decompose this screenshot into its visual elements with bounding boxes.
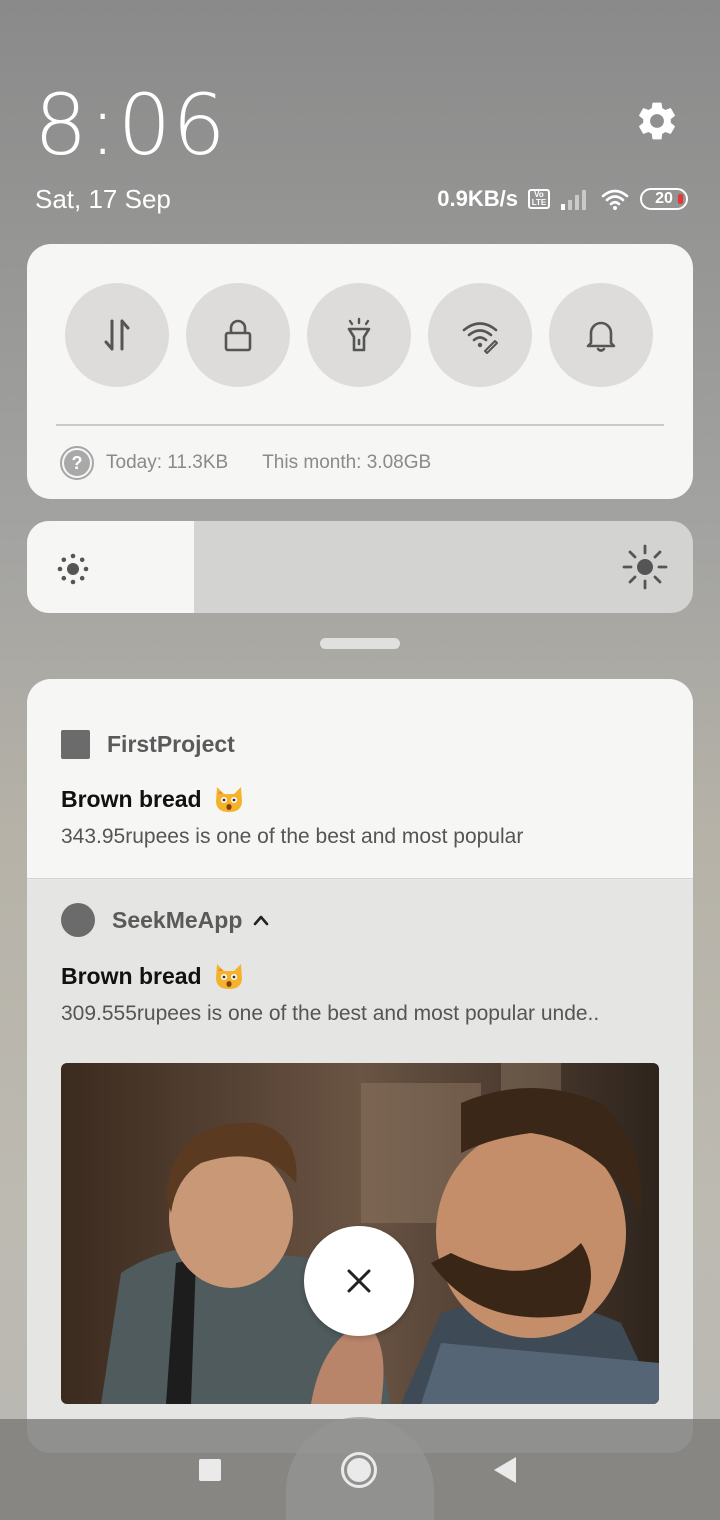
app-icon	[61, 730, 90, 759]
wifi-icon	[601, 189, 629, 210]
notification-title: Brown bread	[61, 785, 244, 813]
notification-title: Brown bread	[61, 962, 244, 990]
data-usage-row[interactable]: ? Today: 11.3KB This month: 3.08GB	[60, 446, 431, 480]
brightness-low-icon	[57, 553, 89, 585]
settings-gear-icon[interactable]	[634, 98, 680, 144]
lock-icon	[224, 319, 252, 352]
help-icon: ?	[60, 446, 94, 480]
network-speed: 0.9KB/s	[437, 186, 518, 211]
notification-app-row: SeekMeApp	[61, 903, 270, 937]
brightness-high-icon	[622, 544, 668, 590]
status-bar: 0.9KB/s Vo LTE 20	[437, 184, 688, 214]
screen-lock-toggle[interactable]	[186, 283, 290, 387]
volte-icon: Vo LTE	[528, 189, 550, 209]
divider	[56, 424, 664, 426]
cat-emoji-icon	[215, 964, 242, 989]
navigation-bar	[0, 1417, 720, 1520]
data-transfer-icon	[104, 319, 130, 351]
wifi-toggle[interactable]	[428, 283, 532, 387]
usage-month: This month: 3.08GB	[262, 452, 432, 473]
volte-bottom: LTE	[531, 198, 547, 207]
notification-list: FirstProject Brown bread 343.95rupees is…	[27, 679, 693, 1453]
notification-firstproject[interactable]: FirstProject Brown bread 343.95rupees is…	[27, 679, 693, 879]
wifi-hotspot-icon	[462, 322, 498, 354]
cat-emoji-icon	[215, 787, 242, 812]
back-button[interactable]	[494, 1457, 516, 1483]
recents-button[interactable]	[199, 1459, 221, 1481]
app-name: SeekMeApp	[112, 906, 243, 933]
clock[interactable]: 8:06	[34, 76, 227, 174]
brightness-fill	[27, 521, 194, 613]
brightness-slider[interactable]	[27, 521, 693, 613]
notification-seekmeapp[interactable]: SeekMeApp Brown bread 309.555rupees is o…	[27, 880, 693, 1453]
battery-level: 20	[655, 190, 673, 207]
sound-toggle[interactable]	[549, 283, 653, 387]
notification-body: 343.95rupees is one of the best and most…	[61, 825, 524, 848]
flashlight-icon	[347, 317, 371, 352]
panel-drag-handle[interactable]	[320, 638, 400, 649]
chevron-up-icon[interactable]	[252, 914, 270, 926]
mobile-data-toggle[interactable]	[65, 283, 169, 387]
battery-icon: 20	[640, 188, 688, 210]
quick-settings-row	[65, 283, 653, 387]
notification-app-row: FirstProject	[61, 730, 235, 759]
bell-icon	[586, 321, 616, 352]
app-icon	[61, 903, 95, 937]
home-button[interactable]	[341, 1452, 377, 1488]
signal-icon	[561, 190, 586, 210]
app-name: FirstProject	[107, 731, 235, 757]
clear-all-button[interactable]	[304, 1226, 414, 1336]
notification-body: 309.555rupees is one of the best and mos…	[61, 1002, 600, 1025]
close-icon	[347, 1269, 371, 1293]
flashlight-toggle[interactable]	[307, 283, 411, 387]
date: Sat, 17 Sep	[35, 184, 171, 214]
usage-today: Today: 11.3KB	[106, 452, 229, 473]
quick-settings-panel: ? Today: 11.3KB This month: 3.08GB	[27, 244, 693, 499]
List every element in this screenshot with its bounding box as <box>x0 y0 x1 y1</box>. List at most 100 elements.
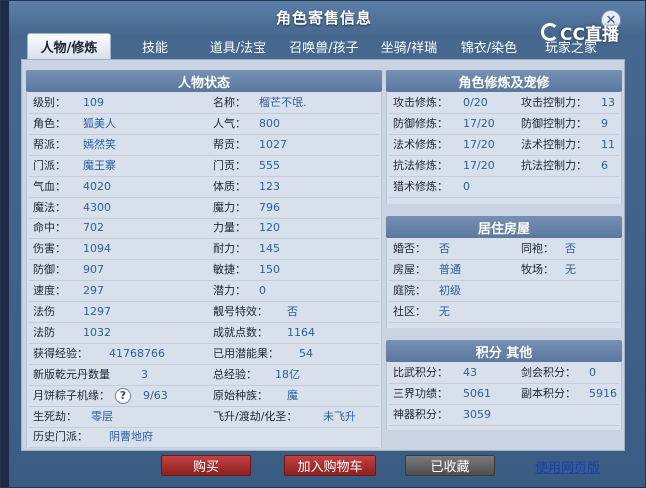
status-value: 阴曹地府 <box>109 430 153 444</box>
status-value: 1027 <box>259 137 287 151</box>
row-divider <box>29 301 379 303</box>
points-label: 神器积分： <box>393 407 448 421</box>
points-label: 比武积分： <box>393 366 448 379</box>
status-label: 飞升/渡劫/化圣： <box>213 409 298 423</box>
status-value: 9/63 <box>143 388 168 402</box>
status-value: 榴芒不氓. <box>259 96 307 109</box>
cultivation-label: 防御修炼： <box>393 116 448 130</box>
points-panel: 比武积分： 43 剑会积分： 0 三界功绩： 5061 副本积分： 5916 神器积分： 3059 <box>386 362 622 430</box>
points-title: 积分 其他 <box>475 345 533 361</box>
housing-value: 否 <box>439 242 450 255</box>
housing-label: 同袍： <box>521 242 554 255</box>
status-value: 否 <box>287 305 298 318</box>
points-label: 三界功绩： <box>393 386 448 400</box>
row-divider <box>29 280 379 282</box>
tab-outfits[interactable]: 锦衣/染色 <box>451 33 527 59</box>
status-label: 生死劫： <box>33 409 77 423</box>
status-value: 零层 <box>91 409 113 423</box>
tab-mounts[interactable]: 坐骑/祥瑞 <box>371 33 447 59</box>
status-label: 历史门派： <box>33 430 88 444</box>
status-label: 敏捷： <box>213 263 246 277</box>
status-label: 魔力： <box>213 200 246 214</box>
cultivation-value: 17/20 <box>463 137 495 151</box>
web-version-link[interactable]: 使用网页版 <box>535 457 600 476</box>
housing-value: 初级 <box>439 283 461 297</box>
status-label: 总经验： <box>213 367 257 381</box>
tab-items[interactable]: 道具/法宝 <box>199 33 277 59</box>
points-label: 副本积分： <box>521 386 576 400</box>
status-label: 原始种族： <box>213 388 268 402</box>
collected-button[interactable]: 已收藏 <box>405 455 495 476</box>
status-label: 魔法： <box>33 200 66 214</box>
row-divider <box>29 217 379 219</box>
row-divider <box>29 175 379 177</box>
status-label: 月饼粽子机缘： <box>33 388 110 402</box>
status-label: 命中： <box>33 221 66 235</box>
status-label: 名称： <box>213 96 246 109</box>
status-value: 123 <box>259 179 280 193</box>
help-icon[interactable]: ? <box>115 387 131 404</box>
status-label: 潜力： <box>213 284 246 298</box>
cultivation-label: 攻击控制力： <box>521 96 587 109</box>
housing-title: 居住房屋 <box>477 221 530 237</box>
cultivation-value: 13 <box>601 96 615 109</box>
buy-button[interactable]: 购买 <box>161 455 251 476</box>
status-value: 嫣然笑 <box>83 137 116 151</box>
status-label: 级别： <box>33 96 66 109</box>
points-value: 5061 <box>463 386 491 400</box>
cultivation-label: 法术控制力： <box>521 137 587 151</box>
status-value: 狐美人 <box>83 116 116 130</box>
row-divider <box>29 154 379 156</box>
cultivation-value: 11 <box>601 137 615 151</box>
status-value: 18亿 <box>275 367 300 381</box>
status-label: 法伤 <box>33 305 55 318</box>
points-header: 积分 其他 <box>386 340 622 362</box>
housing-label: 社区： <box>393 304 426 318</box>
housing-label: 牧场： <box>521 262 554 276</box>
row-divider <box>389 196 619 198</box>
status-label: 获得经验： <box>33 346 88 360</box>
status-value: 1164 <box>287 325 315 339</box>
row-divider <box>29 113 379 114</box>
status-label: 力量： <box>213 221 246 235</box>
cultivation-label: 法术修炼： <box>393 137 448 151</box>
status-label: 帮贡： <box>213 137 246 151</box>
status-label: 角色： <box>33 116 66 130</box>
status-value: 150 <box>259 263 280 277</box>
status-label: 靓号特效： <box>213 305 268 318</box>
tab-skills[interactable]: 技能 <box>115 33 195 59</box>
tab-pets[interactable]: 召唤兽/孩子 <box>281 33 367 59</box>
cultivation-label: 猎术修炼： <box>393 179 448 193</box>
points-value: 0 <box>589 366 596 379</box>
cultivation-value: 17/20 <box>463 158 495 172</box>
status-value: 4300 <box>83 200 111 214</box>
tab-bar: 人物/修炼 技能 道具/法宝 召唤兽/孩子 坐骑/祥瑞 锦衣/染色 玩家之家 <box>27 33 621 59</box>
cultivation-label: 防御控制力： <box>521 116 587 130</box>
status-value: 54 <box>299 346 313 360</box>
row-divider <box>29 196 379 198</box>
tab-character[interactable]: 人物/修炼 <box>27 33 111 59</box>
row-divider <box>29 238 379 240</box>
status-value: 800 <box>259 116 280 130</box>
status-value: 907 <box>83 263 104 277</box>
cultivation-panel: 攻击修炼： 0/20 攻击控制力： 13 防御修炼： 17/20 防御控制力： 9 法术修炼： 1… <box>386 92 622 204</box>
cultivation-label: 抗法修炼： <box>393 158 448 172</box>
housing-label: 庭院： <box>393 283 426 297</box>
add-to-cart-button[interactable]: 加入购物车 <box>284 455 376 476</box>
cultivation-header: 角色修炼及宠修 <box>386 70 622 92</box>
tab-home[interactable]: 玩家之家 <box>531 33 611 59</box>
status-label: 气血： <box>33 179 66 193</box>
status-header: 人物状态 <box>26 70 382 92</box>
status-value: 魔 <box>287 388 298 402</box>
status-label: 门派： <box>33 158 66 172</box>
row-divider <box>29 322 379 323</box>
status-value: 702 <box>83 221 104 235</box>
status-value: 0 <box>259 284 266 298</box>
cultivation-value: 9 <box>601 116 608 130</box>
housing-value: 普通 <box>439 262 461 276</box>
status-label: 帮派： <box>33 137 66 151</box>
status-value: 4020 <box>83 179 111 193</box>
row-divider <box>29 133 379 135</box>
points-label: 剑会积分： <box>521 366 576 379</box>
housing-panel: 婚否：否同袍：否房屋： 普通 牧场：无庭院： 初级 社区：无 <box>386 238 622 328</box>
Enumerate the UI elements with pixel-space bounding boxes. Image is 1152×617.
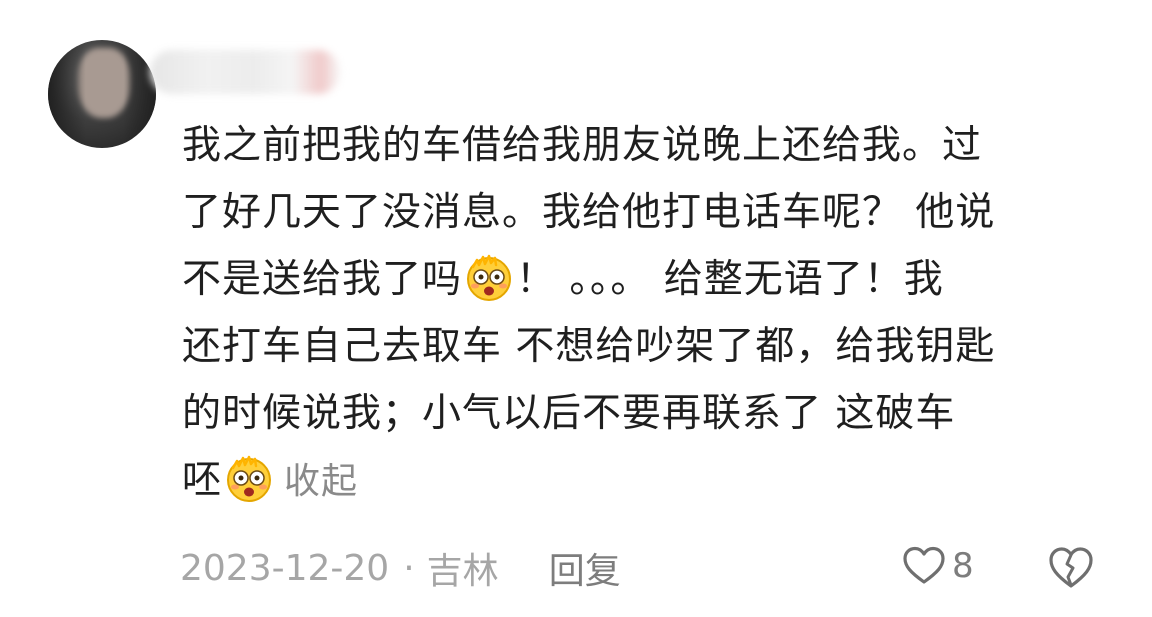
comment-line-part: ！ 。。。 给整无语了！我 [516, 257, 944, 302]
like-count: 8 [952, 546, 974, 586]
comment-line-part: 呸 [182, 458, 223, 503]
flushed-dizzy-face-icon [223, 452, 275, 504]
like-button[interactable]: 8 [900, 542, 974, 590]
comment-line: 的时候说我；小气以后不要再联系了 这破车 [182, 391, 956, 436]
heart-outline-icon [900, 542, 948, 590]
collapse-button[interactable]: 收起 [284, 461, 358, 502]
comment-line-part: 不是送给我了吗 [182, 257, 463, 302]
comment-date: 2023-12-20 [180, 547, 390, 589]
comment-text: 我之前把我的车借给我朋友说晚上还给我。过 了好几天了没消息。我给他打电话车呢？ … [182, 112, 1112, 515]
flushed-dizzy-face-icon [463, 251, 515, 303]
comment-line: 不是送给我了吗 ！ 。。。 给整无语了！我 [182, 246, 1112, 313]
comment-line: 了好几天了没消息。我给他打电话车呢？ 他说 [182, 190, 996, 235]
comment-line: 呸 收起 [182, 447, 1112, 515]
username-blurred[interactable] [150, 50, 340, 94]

**WORK REQUIRED**
Give the items as a JSON list of strings, one string per line and no blank lines, starting with the line containing "730, 90, 759]" and going through the line containing "190, 673, 207]".

**FULL SOLUTION**
[
  "app-icon\t[61, 730, 90, 759]",
  "wifi-icon\t[601, 189, 629, 210]",
  "notification-title: Brown bread\t[61, 785, 244, 813]",
  "notification-title: Brown bread\t[61, 962, 244, 990]",
  "data-usage-row[interactable]: ? Today: 11.3KB This month: 3.08GB\t[60, 446, 431, 480]",
  "brightness-low-icon\t[57, 553, 89, 585]",
  "settings-gear-icon[interactable]\t[634, 98, 680, 144]",
  "lock-icon\t[224, 319, 252, 352]",
  "help-icon: ?\t[60, 446, 94, 480]",
  "network-speed: 0.9KB/s\t[437, 186, 518, 211]",
  "notification-app-row: SeekMeApp\t[61, 903, 270, 937]",
  "brightness-high-icon\t[622, 544, 668, 590]",
  "status-bar: 0.9KB/s Vo LTE 20\t[437, 184, 688, 214]",
  "screen-lock-toggle[interactable]\t[186, 283, 290, 387]",
  "volte-icon: Vo LTE\t[528, 189, 550, 209]",
  "divider\t[56, 424, 664, 426]",
  "cat-emoji-icon\t[215, 964, 242, 989]",
  "navigation-bar\t[0, 1417, 720, 1520]",
  "data-transfer-icon\t[104, 319, 130, 351]",
  "wifi-toggle[interactable]\t[428, 283, 532, 387]",
  "usage-month: This month: 3.08GB\t[262, 452, 432, 473]",
  "volte-bottom: LTE\t[531, 198, 547, 207]",
  "notification-list: FirstProject Brown bread 343.95rupees is…\t[27, 679, 693, 1453]",
  "notification-firstproject[interactable]: FirstProject Brown bread 343.95rupees is…\t[27, 679, 693, 879]",
  "wifi-hotspot-icon\t[462, 322, 498, 354]",
  "cat-emoji-icon\t[215, 787, 242, 812]",
  "back-button[interactable]\t[494, 1457, 516, 1483]",
  "recents-button[interactable]\t[199, 1459, 221, 1481]",
  "app-name: SeekMeApp\t[112, 906, 243, 933]",
  "clock[interactable]: 8:06\t[34, 76, 227, 174]",
  "brightness-fill\t[27, 521, 194, 613]",
  "brightness-slider[interactable]\t[27, 521, 693, 613]",
  "notification-seekmeapp[interactable]: SeekMeApp Brown bread 309.555rupees is o…\t[27, 880, 693, 1453]",
  "battery-level: 20\t[655, 190, 673, 207]"
]